**Task goal**
Reproduce the records below in full and word for word, excluding pictures.

**Figure data in JSON**
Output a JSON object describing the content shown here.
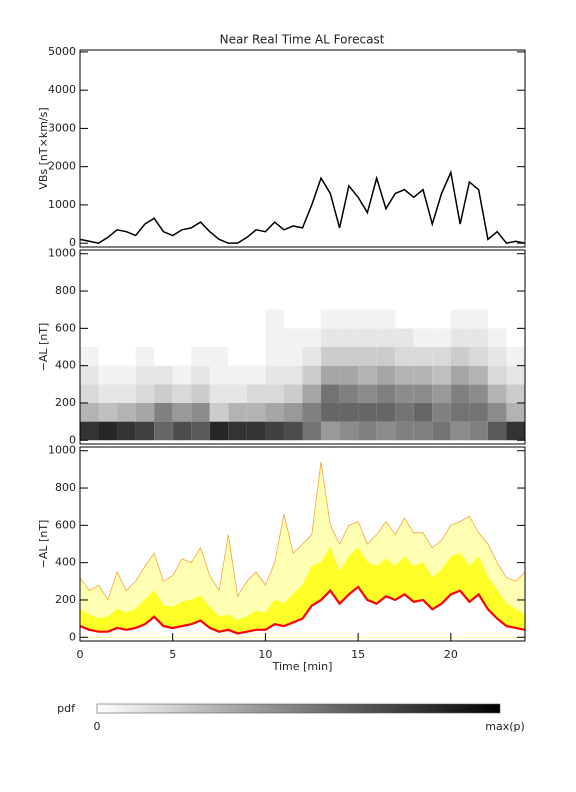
{
  "chart_data": [
    {
      "type": "line",
      "title": "Near Real Time AL Forecast",
      "ylabel": "VBs [nT×km/s]",
      "x": [
        0,
        0.5,
        1,
        1.5,
        2,
        2.5,
        3,
        3.5,
        4,
        4.5,
        5,
        5.5,
        6,
        6.5,
        7,
        7.5,
        8,
        8.5,
        9,
        9.5,
        10,
        10.5,
        11,
        11.5,
        12,
        12.5,
        13,
        13.5,
        14,
        14.5,
        15,
        15.5,
        16,
        16.5,
        17,
        17.5,
        18,
        18.5,
        19,
        19.5,
        20,
        20.5,
        21,
        21.5,
        22,
        22.5,
        23,
        23.5,
        24
      ],
      "values": [
        100,
        50,
        0,
        150,
        350,
        300,
        200,
        500,
        650,
        300,
        200,
        350,
        400,
        550,
        300,
        100,
        0,
        0,
        150,
        350,
        300,
        550,
        350,
        450,
        400,
        1000,
        1700,
        1300,
        400,
        1500,
        1200,
        800,
        1700,
        900,
        1300,
        1400,
        1200,
        1400,
        500,
        1300,
        1850,
        500,
        1600,
        1400,
        100,
        300,
        0,
        50,
        0
      ],
      "color": "#000000",
      "xlim": [
        0,
        24
      ],
      "ylim": [
        -100,
        5050
      ],
      "yticks": [
        0,
        1000,
        2000,
        3000,
        4000,
        5000
      ]
    },
    {
      "type": "heatmap",
      "ylabel": "−AL [nT]",
      "x_bins": [
        0,
        1,
        2,
        3,
        4,
        5,
        6,
        7,
        8,
        9,
        10,
        11,
        12,
        13,
        14,
        15,
        16,
        17,
        18,
        19,
        20,
        21,
        22,
        23,
        24
      ],
      "y_bins": [
        0,
        100,
        200,
        300,
        400,
        500,
        600,
        700
      ],
      "values": [
        [
          0.8,
          0.3,
          0.15,
          0.1,
          0.05,
          0,
          0
        ],
        [
          0.85,
          0.25,
          0.1,
          0.05,
          0,
          0,
          0
        ],
        [
          0.8,
          0.3,
          0.1,
          0.05,
          0,
          0,
          0
        ],
        [
          0.75,
          0.35,
          0.15,
          0.1,
          0.05,
          0,
          0
        ],
        [
          0.6,
          0.5,
          0.2,
          0.1,
          0,
          0,
          0
        ],
        [
          0.7,
          0.4,
          0.15,
          0.05,
          0,
          0,
          0
        ],
        [
          0.65,
          0.45,
          0.2,
          0.1,
          0.05,
          0,
          0
        ],
        [
          0.85,
          0.2,
          0.1,
          0.05,
          0.05,
          0,
          0
        ],
        [
          0.8,
          0.3,
          0.1,
          0.05,
          0,
          0,
          0
        ],
        [
          0.8,
          0.3,
          0.15,
          0.05,
          0,
          0,
          0
        ],
        [
          0.75,
          0.35,
          0.15,
          0.1,
          0.05,
          0.05,
          0.05
        ],
        [
          0.7,
          0.4,
          0.2,
          0.1,
          0.05,
          0.05,
          0
        ],
        [
          0.55,
          0.5,
          0.35,
          0.2,
          0.1,
          0.05,
          0
        ],
        [
          0.4,
          0.6,
          0.55,
          0.35,
          0.2,
          0.1,
          0.05
        ],
        [
          0.45,
          0.6,
          0.5,
          0.35,
          0.2,
          0.1,
          0.05
        ],
        [
          0.5,
          0.6,
          0.45,
          0.3,
          0.2,
          0.1,
          0.05
        ],
        [
          0.45,
          0.6,
          0.5,
          0.35,
          0.2,
          0.1,
          0.05
        ],
        [
          0.5,
          0.55,
          0.45,
          0.3,
          0.15,
          0.1,
          0
        ],
        [
          0.5,
          0.6,
          0.45,
          0.3,
          0.15,
          0.05,
          0
        ],
        [
          0.55,
          0.5,
          0.4,
          0.25,
          0.15,
          0.05,
          0
        ],
        [
          0.45,
          0.55,
          0.5,
          0.35,
          0.2,
          0.1,
          0.05
        ],
        [
          0.5,
          0.55,
          0.45,
          0.3,
          0.15,
          0.1,
          0.05
        ],
        [
          0.65,
          0.45,
          0.3,
          0.15,
          0.1,
          0.05,
          0
        ],
        [
          0.8,
          0.3,
          0.2,
          0.1,
          0.05,
          0,
          0
        ]
      ],
      "xlim": [
        0,
        24
      ],
      "ylim": [
        -20,
        1020
      ],
      "yticks": [
        0,
        200,
        400,
        600,
        800,
        1000
      ]
    },
    {
      "type": "area",
      "ylabel": "−AL [nT]",
      "xlabel": "Time [min]",
      "x": [
        0,
        0.5,
        1,
        1.5,
        2,
        2.5,
        3,
        3.5,
        4,
        4.5,
        5,
        5.5,
        6,
        6.5,
        7,
        7.5,
        8,
        8.5,
        9,
        9.5,
        10,
        10.5,
        11,
        11.5,
        12,
        12.5,
        13,
        13.5,
        14,
        14.5,
        15,
        15.5,
        16,
        16.5,
        17,
        17.5,
        18,
        18.5,
        19,
        19.5,
        20,
        20.5,
        21,
        21.5,
        22,
        22.5,
        23,
        23.5,
        24
      ],
      "series": [
        {
          "color": "#ffffb4",
          "edge": "#f5a53c",
          "values": [
            320,
            250,
            280,
            200,
            350,
            250,
            300,
            380,
            450,
            300,
            330,
            420,
            400,
            480,
            330,
            250,
            550,
            220,
            300,
            350,
            280,
            400,
            660,
            450,
            500,
            550,
            940,
            600,
            500,
            600,
            620,
            500,
            550,
            620,
            550,
            640,
            560,
            560,
            480,
            520,
            600,
            620,
            650,
            560,
            500,
            400,
            320,
            300,
            350
          ]
        },
        {
          "color": "#ffff28",
          "edge": "#ffff28",
          "values": [
            150,
            120,
            100,
            110,
            150,
            130,
            150,
            200,
            250,
            170,
            160,
            190,
            200,
            220,
            160,
            110,
            120,
            90,
            110,
            140,
            130,
            200,
            180,
            230,
            280,
            380,
            400,
            480,
            350,
            430,
            480,
            400,
            380,
            420,
            380,
            430,
            380,
            400,
            320,
            360,
            430,
            450,
            380,
            430,
            320,
            250,
            180,
            150,
            120
          ]
        },
        {
          "color": "#ff0000",
          "values": [
            60,
            40,
            30,
            30,
            50,
            40,
            50,
            70,
            110,
            60,
            50,
            60,
            70,
            90,
            50,
            30,
            40,
            20,
            30,
            40,
            40,
            70,
            60,
            80,
            100,
            170,
            200,
            250,
            180,
            230,
            270,
            200,
            180,
            220,
            200,
            230,
            190,
            200,
            150,
            180,
            230,
            250,
            190,
            230,
            150,
            100,
            60,
            50,
            40
          ]
        }
      ],
      "xlim": [
        0,
        24
      ],
      "ylim": [
        -20,
        1020
      ],
      "yticks": [
        0,
        200,
        400,
        600,
        800,
        1000
      ],
      "xticks": [
        0,
        5,
        10,
        15,
        20
      ]
    }
  ],
  "colorbar": {
    "label": "pdf",
    "min_label": "0",
    "max_label": "max(p)",
    "colors": [
      "#ffffff",
      "#000000"
    ]
  }
}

**Result of the task**
Output a JSON object describing the content shown here.
{
  "chart_data": [
    {
      "type": "line",
      "title": "Near Real Time AL Forecast",
      "ylabel": "VBs [nT×km/s]",
      "x": [
        0,
        0.5,
        1,
        1.5,
        2,
        2.5,
        3,
        3.5,
        4,
        4.5,
        5,
        5.5,
        6,
        6.5,
        7,
        7.5,
        8,
        8.5,
        9,
        9.5,
        10,
        10.5,
        11,
        11.5,
        12,
        12.5,
        13,
        13.5,
        14,
        14.5,
        15,
        15.5,
        16,
        16.5,
        17,
        17.5,
        18,
        18.5,
        19,
        19.5,
        20,
        20.5,
        21,
        21.5,
        22,
        22.5,
        23,
        23.5,
        24
      ],
      "values": [
        100,
        50,
        0,
        150,
        350,
        300,
        200,
        500,
        650,
        300,
        200,
        350,
        400,
        550,
        300,
        100,
        0,
        0,
        150,
        350,
        300,
        550,
        350,
        450,
        400,
        1000,
        1700,
        1300,
        400,
        1500,
        1200,
        800,
        1700,
        900,
        1300,
        1400,
        1200,
        1400,
        500,
        1300,
        1850,
        500,
        1600,
        1400,
        100,
        300,
        0,
        50,
        0
      ],
      "color": "#000000",
      "xlim": [
        0,
        24
      ],
      "ylim": [
        -100,
        5050
      ],
      "yticks": [
        0,
        1000,
        2000,
        3000,
        4000,
        5000
      ]
    },
    {
      "type": "heatmap",
      "ylabel": "−AL [nT]",
      "x_bins": [
        0,
        1,
        2,
        3,
        4,
        5,
        6,
        7,
        8,
        9,
        10,
        11,
        12,
        13,
        14,
        15,
        16,
        17,
        18,
        19,
        20,
        21,
        22,
        23,
        24
      ],
      "y_bins": [
        0,
        100,
        200,
        300,
        400,
        500,
        600,
        700
      ],
      "values": [
        [
          0.8,
          0.3,
          0.15,
          0.1,
          0.05,
          0,
          0
        ],
        [
          0.85,
          0.25,
          0.1,
          0.05,
          0,
          0,
          0
        ],
        [
          0.8,
          0.3,
          0.1,
          0.05,
          0,
          0,
          0
        ],
        [
          0.75,
          0.35,
          0.15,
          0.1,
          0.05,
          0,
          0
        ],
        [
          0.6,
          0.5,
          0.2,
          0.1,
          0,
          0,
          0
        ],
        [
          0.7,
          0.4,
          0.15,
          0.05,
          0,
          0,
          0
        ],
        [
          0.65,
          0.45,
          0.2,
          0.1,
          0.05,
          0,
          0
        ],
        [
          0.85,
          0.2,
          0.1,
          0.05,
          0.05,
          0,
          0
        ],
        [
          0.8,
          0.3,
          0.1,
          0.05,
          0,
          0,
          0
        ],
        [
          0.8,
          0.3,
          0.15,
          0.05,
          0,
          0,
          0
        ],
        [
          0.75,
          0.35,
          0.15,
          0.1,
          0.05,
          0.05,
          0.05
        ],
        [
          0.7,
          0.4,
          0.2,
          0.1,
          0.05,
          0.05,
          0
        ],
        [
          0.55,
          0.5,
          0.35,
          0.2,
          0.1,
          0.05,
          0
        ],
        [
          0.4,
          0.6,
          0.55,
          0.35,
          0.2,
          0.1,
          0.05
        ],
        [
          0.45,
          0.6,
          0.5,
          0.35,
          0.2,
          0.1,
          0.05
        ],
        [
          0.5,
          0.6,
          0.45,
          0.3,
          0.2,
          0.1,
          0.05
        ],
        [
          0.45,
          0.6,
          0.5,
          0.35,
          0.2,
          0.1,
          0.05
        ],
        [
          0.5,
          0.55,
          0.45,
          0.3,
          0.15,
          0.1,
          0
        ],
        [
          0.5,
          0.6,
          0.45,
          0.3,
          0.15,
          0.05,
          0
        ],
        [
          0.55,
          0.5,
          0.4,
          0.25,
          0.15,
          0.05,
          0
        ],
        [
          0.45,
          0.55,
          0.5,
          0.35,
          0.2,
          0.1,
          0.05
        ],
        [
          0.5,
          0.55,
          0.45,
          0.3,
          0.15,
          0.1,
          0.05
        ],
        [
          0.65,
          0.45,
          0.3,
          0.15,
          0.1,
          0.05,
          0
        ],
        [
          0.8,
          0.3,
          0.2,
          0.1,
          0.05,
          0,
          0
        ]
      ],
      "xlim": [
        0,
        24
      ],
      "ylim": [
        -20,
        1020
      ],
      "yticks": [
        0,
        200,
        400,
        600,
        800,
        1000
      ]
    },
    {
      "type": "area",
      "ylabel": "−AL [nT]",
      "xlabel": "Time [min]",
      "x": [
        0,
        0.5,
        1,
        1.5,
        2,
        2.5,
        3,
        3.5,
        4,
        4.5,
        5,
        5.5,
        6,
        6.5,
        7,
        7.5,
        8,
        8.5,
        9,
        9.5,
        10,
        10.5,
        11,
        11.5,
        12,
        12.5,
        13,
        13.5,
        14,
        14.5,
        15,
        15.5,
        16,
        16.5,
        17,
        17.5,
        18,
        18.5,
        19,
        19.5,
        20,
        20.5,
        21,
        21.5,
        22,
        22.5,
        23,
        23.5,
        24
      ],
      "series": [
        {
          "color": "#ffffb4",
          "edge": "#f5a53c",
          "values": [
            320,
            250,
            280,
            200,
            350,
            250,
            300,
            380,
            450,
            300,
            330,
            420,
            400,
            480,
            330,
            250,
            550,
            220,
            300,
            350,
            280,
            400,
            660,
            450,
            500,
            550,
            940,
            600,
            500,
            600,
            620,
            500,
            550,
            620,
            550,
            640,
            560,
            560,
            480,
            520,
            600,
            620,
            650,
            560,
            500,
            400,
            320,
            300,
            350
          ]
        },
        {
          "color": "#ffff28",
          "edge": "#ffff28",
          "values": [
            150,
            120,
            100,
            110,
            150,
            130,
            150,
            200,
            250,
            170,
            160,
            190,
            200,
            220,
            160,
            110,
            120,
            90,
            110,
            140,
            130,
            200,
            180,
            230,
            280,
            380,
            400,
            480,
            350,
            430,
            480,
            400,
            380,
            420,
            380,
            430,
            380,
            400,
            320,
            360,
            430,
            450,
            380,
            430,
            320,
            250,
            180,
            150,
            120
          ]
        },
        {
          "color": "#ff0000",
          "values": [
            60,
            40,
            30,
            30,
            50,
            40,
            50,
            70,
            110,
            60,
            50,
            60,
            70,
            90,
            50,
            30,
            40,
            20,
            30,
            40,
            40,
            70,
            60,
            80,
            100,
            170,
            200,
            250,
            180,
            230,
            270,
            200,
            180,
            220,
            200,
            230,
            190,
            200,
            150,
            180,
            230,
            250,
            190,
            230,
            150,
            100,
            60,
            50,
            40
          ]
        }
      ],
      "xlim": [
        0,
        24
      ],
      "ylim": [
        -20,
        1020
      ],
      "yticks": [
        0,
        200,
        400,
        600,
        800,
        1000
      ],
      "xticks": [
        0,
        5,
        10,
        15,
        20
      ]
    }
  ],
  "colorbar": {
    "label": "pdf",
    "min_label": "0",
    "max_label": "max(p)",
    "colors": [
      "#ffffff",
      "#000000"
    ]
  }
}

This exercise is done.